**Exercise details**
Reproduce the lines below exactly as they appear, starting with the first line and continuing up to and including the line that contains "table-row bbox=[38, 920, 1661, 945]".

---------------

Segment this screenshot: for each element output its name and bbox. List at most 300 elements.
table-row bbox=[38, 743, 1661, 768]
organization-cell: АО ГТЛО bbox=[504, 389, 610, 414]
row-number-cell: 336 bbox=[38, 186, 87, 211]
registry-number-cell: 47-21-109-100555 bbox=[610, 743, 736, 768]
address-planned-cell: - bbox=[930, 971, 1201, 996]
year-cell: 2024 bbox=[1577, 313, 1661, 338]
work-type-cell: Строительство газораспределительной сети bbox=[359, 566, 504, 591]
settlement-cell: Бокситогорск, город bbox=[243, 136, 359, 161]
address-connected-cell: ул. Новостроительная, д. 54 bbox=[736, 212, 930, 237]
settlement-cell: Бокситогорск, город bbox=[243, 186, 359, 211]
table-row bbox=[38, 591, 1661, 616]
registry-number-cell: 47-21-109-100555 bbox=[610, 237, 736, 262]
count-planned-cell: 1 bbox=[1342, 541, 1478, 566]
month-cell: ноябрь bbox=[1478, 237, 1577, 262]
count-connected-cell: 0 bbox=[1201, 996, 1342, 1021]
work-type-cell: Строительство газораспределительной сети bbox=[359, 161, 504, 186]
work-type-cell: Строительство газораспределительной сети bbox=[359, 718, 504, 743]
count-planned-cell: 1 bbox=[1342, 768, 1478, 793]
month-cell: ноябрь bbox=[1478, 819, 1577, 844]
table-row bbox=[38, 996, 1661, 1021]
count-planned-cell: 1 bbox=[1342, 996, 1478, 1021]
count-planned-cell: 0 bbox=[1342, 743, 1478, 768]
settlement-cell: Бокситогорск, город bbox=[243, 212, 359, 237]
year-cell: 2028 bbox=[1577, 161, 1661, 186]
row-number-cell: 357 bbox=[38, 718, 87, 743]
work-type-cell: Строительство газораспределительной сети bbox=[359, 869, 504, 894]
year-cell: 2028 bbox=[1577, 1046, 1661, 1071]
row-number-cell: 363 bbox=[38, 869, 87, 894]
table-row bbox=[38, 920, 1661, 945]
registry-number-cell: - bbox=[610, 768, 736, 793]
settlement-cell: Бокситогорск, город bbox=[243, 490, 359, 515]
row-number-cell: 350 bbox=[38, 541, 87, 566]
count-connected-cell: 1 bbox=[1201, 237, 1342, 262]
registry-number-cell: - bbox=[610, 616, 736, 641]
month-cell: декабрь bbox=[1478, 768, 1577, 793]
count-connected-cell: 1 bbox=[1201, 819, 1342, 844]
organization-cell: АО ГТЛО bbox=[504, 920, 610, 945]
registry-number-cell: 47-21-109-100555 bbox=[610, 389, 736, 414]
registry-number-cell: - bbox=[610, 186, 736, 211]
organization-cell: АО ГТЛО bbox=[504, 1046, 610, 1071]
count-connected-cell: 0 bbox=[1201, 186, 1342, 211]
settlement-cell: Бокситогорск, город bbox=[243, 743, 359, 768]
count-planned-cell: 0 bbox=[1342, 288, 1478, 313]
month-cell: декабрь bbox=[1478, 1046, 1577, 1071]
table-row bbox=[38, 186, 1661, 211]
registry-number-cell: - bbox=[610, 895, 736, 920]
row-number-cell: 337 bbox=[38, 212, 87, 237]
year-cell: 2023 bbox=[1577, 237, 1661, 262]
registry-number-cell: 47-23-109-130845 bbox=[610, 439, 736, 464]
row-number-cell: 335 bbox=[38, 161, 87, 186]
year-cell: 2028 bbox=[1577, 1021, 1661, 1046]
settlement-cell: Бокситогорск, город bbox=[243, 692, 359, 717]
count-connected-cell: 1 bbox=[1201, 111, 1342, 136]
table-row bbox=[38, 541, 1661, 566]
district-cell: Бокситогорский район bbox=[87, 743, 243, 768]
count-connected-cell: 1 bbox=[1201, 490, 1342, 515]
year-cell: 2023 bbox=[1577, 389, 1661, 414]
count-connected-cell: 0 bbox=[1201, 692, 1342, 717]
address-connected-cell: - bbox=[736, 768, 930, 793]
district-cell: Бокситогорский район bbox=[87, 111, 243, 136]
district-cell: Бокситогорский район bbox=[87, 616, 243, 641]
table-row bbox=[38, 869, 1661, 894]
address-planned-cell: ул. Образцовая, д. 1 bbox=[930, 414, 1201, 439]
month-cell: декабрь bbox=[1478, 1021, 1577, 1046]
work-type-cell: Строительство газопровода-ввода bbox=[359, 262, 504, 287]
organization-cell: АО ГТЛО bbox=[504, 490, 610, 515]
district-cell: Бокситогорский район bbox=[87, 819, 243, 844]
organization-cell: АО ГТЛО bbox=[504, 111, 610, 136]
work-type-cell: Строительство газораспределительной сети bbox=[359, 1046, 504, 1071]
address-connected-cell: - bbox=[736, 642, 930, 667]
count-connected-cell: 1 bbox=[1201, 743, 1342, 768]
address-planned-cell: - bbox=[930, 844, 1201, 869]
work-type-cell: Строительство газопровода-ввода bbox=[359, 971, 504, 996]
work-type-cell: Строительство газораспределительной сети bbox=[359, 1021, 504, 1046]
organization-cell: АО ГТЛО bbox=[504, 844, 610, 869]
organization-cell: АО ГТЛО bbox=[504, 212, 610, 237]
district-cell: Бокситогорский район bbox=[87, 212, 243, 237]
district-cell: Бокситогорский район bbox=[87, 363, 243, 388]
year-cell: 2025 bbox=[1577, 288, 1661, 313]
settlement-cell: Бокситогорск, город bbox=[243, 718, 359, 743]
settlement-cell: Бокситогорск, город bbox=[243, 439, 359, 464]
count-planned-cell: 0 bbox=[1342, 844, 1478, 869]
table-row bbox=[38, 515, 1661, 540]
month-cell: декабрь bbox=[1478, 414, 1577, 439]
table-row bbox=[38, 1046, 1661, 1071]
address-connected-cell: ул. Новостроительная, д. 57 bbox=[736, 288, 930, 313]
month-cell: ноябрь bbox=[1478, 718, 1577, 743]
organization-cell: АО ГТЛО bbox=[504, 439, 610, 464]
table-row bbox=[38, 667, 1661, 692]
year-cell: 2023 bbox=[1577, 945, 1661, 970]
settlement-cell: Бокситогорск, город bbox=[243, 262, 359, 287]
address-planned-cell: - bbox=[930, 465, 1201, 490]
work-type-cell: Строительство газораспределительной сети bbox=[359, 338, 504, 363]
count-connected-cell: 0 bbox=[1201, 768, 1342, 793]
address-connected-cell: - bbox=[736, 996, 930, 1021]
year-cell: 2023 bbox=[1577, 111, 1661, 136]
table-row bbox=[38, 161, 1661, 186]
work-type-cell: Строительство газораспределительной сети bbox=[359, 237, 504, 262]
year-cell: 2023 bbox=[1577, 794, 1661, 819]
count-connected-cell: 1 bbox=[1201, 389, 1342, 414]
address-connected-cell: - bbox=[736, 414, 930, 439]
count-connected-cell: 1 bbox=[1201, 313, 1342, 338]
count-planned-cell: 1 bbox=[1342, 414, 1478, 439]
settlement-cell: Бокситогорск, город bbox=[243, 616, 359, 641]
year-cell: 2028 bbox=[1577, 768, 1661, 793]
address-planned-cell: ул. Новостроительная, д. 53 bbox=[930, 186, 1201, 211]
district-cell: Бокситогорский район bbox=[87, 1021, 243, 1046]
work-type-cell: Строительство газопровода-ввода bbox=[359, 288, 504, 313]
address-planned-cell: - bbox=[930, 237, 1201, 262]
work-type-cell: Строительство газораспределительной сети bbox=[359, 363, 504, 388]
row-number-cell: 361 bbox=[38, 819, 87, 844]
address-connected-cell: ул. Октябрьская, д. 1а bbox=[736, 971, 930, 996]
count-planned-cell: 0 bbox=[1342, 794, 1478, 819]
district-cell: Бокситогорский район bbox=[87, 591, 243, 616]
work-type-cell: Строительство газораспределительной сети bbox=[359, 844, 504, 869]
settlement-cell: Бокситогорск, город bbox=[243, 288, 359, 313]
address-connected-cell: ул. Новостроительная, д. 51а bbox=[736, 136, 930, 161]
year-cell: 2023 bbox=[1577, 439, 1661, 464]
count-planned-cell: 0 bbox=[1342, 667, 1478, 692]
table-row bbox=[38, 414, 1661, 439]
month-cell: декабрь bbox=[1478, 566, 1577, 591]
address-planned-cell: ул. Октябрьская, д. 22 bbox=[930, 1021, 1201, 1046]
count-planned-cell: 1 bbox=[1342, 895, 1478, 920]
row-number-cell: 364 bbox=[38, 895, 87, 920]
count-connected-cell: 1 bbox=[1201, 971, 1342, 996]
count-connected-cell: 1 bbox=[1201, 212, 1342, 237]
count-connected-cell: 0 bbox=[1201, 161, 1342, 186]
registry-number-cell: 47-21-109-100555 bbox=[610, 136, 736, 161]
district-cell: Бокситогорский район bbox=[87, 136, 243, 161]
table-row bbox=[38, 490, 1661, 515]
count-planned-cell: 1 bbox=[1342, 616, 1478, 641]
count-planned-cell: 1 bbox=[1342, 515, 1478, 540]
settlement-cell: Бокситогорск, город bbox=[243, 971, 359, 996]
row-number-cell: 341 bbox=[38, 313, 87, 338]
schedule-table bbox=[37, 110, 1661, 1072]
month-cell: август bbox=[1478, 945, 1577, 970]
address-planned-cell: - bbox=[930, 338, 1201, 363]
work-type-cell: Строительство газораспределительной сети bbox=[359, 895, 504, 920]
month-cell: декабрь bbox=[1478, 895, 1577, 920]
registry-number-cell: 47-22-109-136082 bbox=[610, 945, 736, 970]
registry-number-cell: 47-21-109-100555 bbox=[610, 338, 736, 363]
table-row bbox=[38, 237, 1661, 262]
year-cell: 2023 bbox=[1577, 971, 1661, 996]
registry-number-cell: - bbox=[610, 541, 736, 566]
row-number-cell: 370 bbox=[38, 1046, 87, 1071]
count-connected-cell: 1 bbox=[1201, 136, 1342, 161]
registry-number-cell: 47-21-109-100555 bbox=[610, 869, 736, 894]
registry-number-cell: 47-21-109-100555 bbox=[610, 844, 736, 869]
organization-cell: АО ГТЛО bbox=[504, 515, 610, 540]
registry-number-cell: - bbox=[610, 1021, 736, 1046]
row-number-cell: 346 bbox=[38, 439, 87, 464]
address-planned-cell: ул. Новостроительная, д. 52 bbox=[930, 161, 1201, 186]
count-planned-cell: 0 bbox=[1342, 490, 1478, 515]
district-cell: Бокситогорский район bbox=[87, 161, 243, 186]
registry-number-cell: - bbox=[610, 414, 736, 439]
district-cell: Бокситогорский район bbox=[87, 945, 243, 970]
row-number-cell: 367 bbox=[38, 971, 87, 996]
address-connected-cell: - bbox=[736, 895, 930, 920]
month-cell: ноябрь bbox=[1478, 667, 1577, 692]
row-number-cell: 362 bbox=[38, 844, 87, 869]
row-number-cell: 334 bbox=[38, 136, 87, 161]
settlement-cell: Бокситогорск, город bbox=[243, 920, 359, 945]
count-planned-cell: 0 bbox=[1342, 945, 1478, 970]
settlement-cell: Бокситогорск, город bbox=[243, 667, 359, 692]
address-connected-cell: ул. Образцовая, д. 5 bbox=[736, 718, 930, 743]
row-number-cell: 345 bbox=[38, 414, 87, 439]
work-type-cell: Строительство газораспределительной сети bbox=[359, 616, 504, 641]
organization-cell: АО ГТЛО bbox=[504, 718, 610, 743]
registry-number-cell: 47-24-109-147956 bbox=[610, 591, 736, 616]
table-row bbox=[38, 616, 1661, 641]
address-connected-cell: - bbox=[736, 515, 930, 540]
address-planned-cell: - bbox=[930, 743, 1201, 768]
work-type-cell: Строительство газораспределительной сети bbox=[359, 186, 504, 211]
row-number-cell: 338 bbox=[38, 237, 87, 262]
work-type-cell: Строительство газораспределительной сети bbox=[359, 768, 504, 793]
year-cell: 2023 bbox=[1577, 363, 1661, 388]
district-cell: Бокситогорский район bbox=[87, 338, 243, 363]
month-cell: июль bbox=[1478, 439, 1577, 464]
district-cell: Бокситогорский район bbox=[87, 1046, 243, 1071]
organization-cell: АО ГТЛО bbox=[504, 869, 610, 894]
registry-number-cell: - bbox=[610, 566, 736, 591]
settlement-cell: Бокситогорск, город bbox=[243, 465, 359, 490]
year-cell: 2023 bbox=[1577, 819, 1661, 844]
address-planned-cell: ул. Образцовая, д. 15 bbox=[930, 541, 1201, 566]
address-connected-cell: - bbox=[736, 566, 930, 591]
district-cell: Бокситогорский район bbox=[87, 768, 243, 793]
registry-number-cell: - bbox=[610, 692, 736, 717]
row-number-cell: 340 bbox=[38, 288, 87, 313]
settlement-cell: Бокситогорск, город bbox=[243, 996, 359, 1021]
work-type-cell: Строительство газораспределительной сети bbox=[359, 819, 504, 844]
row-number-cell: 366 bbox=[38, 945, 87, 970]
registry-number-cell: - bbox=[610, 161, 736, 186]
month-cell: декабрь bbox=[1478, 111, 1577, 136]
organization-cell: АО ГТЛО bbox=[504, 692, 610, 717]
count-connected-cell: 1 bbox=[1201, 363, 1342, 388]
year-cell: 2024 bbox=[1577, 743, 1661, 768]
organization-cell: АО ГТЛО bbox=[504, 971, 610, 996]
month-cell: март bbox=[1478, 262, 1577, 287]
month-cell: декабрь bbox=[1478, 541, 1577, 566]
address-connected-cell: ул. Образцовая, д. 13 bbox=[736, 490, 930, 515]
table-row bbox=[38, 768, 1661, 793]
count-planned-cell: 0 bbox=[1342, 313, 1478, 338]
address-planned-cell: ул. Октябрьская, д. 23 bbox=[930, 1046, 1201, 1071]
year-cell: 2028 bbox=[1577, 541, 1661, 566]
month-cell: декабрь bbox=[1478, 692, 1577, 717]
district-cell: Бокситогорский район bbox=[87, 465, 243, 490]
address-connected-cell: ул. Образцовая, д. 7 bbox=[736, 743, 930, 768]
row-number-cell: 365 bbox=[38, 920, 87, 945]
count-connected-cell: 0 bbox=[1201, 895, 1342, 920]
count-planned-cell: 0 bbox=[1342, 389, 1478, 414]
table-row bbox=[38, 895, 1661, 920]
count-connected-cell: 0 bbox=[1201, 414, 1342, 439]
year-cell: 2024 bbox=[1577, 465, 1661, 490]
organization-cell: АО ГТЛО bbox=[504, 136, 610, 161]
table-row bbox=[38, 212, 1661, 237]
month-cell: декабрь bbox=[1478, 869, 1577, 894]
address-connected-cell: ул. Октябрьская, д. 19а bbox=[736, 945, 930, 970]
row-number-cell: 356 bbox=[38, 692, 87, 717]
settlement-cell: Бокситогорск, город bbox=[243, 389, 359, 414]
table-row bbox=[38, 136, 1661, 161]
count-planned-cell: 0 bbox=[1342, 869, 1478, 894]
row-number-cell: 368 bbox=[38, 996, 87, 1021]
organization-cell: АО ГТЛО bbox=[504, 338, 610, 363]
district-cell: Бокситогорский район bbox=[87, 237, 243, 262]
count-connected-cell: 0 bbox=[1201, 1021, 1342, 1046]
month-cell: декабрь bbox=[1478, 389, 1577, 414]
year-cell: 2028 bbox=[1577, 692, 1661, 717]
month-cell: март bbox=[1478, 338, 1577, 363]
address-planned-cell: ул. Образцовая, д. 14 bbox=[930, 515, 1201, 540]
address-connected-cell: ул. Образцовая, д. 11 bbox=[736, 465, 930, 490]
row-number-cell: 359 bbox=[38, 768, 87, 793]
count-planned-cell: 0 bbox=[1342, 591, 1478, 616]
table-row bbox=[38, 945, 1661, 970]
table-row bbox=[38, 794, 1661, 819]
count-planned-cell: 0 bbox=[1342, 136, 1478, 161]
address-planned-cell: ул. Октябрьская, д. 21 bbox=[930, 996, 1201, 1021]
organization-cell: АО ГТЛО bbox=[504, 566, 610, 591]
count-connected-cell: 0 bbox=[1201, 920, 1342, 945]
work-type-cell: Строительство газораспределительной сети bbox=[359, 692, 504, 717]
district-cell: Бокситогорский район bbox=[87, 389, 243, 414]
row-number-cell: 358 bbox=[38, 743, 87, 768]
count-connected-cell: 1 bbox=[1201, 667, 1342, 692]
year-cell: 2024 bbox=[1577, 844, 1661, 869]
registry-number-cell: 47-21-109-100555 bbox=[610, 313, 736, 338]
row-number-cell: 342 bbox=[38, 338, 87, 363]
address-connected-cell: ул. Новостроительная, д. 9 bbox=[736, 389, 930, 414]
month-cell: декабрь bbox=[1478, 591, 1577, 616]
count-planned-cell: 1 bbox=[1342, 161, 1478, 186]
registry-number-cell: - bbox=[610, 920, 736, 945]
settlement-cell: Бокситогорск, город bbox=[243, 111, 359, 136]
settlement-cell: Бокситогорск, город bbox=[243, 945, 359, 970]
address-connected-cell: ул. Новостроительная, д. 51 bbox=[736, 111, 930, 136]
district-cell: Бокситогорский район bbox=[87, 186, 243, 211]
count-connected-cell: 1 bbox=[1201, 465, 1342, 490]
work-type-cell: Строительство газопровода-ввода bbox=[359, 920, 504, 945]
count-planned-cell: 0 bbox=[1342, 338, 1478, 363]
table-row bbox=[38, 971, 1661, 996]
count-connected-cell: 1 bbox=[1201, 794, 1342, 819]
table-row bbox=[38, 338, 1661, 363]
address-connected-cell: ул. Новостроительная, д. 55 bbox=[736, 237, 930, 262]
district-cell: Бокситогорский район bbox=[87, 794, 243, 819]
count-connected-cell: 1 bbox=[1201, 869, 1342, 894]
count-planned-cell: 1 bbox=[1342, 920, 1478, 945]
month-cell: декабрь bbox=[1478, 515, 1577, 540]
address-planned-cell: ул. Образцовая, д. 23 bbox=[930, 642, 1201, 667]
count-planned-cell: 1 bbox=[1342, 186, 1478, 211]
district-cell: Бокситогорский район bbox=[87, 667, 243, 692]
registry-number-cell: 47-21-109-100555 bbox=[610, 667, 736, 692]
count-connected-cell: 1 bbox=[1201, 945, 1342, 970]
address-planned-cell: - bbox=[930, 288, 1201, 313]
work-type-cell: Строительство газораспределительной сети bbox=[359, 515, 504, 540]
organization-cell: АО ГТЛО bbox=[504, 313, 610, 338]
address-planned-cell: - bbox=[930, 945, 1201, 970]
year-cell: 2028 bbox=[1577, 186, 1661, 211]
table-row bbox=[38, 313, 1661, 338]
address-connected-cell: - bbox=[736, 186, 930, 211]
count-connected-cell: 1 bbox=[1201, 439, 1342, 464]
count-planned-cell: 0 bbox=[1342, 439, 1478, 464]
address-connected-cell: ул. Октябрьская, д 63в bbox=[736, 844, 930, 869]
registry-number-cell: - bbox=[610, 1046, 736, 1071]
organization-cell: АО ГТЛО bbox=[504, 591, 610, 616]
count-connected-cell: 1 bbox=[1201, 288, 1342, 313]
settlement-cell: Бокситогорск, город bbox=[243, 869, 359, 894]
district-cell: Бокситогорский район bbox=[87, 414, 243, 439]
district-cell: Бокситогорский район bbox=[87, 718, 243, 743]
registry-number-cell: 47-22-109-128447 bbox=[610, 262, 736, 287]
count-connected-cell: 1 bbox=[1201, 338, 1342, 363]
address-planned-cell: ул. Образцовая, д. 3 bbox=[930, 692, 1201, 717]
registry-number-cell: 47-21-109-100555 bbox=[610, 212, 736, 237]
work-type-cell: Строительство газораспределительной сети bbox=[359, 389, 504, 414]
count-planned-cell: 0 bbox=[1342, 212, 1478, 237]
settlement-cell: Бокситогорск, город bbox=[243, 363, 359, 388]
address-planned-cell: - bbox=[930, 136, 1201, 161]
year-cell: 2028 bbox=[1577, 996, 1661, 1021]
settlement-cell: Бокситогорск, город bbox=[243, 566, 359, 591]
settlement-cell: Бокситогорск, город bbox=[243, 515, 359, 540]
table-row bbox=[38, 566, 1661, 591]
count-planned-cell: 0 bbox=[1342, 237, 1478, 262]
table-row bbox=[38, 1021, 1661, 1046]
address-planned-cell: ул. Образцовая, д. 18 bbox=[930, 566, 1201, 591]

---------------

**Written answer**
Segment this screenshot: for each element output its name and bbox. List at most 300 elements.
table-row bbox=[38, 743, 1661, 768]
organization-cell: АО ГТЛО bbox=[504, 389, 610, 414]
row-number-cell: 336 bbox=[38, 186, 87, 211]
registry-number-cell: 47-21-109-100555 bbox=[610, 743, 736, 768]
address-planned-cell: - bbox=[930, 971, 1201, 996]
year-cell: 2024 bbox=[1577, 313, 1661, 338]
work-type-cell: Строительство газораспределительной сети bbox=[359, 566, 504, 591]
settlement-cell: Бокситогорск, город bbox=[243, 136, 359, 161]
address-connected-cell: ул. Новостроительная, д. 54 bbox=[736, 212, 930, 237]
settlement-cell: Бокситогорск, город bbox=[243, 186, 359, 211]
table-row bbox=[38, 591, 1661, 616]
registry-number-cell: 47-21-109-100555 bbox=[610, 237, 736, 262]
count-planned-cell: 1 bbox=[1342, 541, 1478, 566]
month-cell: ноябрь bbox=[1478, 237, 1577, 262]
count-connected-cell: 0 bbox=[1201, 996, 1342, 1021]
work-type-cell: Строительство газораспределительной сети bbox=[359, 161, 504, 186]
work-type-cell: Строительство газораспределительной сети bbox=[359, 718, 504, 743]
count-planned-cell: 1 bbox=[1342, 768, 1478, 793]
month-cell: ноябрь bbox=[1478, 819, 1577, 844]
table-row bbox=[38, 996, 1661, 1021]
count-planned-cell: 1 bbox=[1342, 996, 1478, 1021]
count-planned-cell: 0 bbox=[1342, 743, 1478, 768]
settlement-cell: Бокситогорск, город bbox=[243, 212, 359, 237]
year-cell: 2028 bbox=[1577, 161, 1661, 186]
row-number-cell: 357 bbox=[38, 718, 87, 743]
work-type-cell: Строительство газораспределительной сети bbox=[359, 869, 504, 894]
year-cell: 2028 bbox=[1577, 1046, 1661, 1071]
row-number-cell: 363 bbox=[38, 869, 87, 894]
table-row bbox=[38, 920, 1661, 945]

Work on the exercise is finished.